(Excerpts from a figure dataset)
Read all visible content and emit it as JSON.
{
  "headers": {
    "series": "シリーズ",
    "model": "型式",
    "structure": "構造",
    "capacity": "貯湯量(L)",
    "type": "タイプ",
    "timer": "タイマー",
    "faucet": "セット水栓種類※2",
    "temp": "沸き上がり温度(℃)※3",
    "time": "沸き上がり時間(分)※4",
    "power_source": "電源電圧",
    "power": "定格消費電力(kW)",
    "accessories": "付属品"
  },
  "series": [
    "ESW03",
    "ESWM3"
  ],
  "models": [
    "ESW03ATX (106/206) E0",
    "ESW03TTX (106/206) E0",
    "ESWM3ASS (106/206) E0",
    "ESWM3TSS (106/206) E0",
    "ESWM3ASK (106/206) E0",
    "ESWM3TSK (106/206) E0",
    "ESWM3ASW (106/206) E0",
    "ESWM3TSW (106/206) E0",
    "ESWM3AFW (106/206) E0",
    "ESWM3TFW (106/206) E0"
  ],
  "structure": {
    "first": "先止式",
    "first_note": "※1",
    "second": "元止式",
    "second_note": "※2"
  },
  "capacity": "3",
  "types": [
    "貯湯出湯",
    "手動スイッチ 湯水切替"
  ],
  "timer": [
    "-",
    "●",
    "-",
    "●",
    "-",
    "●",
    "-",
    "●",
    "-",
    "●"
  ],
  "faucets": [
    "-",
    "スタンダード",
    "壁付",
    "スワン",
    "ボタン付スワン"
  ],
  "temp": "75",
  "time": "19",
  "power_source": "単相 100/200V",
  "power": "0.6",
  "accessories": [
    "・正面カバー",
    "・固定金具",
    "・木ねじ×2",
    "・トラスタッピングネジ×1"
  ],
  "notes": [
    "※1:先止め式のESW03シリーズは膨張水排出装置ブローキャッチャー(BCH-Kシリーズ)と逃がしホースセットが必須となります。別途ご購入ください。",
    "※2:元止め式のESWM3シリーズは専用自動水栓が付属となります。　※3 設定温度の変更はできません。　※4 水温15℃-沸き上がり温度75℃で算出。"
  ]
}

_Work to do_
Each record above should be returned exactly as it appears.

_Written answer_
Read all visible content and emit it as JSON.
{
  "headers": {
    "series": "シリーズ",
    "model": "型式",
    "structure": "構造",
    "capacity": "貯湯量(L)",
    "type": "タイプ",
    "timer": "タイマー",
    "faucet": "セット水栓種類※2",
    "temp": "沸き上がり温度(℃)※3",
    "time": "沸き上がり時間(分)※4",
    "power_source": "電源電圧",
    "power": "定格消費電力(kW)",
    "accessories": "付属品"
  },
  "series": [
    "ESW03",
    "ESWM3"
  ],
  "models": [
    "ESW03ATX (106/206) E0",
    "ESW03TTX (106/206) E0",
    "ESWM3ASS (106/206) E0",
    "ESWM3TSS (106/206) E0",
    "ESWM3ASK (106/206) E0",
    "ESWM3TSK (106/206) E0",
    "ESWM3ASW (106/206) E0",
    "ESWM3TSW (106/206) E0",
    "ESWM3AFW (106/206) E0",
    "ESWM3TFW (106/206) E0"
  ],
  "structure": {
    "first": "先止式",
    "first_note": "※1",
    "second": "元止式",
    "second_note": "※2"
  },
  "capacity": "3",
  "types": [
    "貯湯出湯",
    "手動スイッチ 湯水切替"
  ],
  "timer": [
    "-",
    "●",
    "-",
    "●",
    "-",
    "●",
    "-",
    "●",
    "-",
    "●"
  ],
  "faucets": [
    "-",
    "スタンダード",
    "壁付",
    "スワン",
    "ボタン付スワン"
  ],
  "temp": "75",
  "time": "19",
  "power_source": "単相 100/200V",
  "power": "0.6",
  "accessories": [
    "・正面カバー",
    "・固定金具",
    "・木ねじ×2",
    "・トラスタッピングネジ×1"
  ],
  "notes": [
    "※1:先止め式のESW03シリーズは膨張水排出装置ブローキャッチャー(BCH-Kシリーズ)と逃がしホースセットが必須となります。別途ご購入ください。",
    "※2:元止め式のESWM3シリーズは専用自動水栓が付属となります。　※3 設定温度の変更はできません。　※4 水温15℃-沸き上がり温度75℃で算出。"
  ]
}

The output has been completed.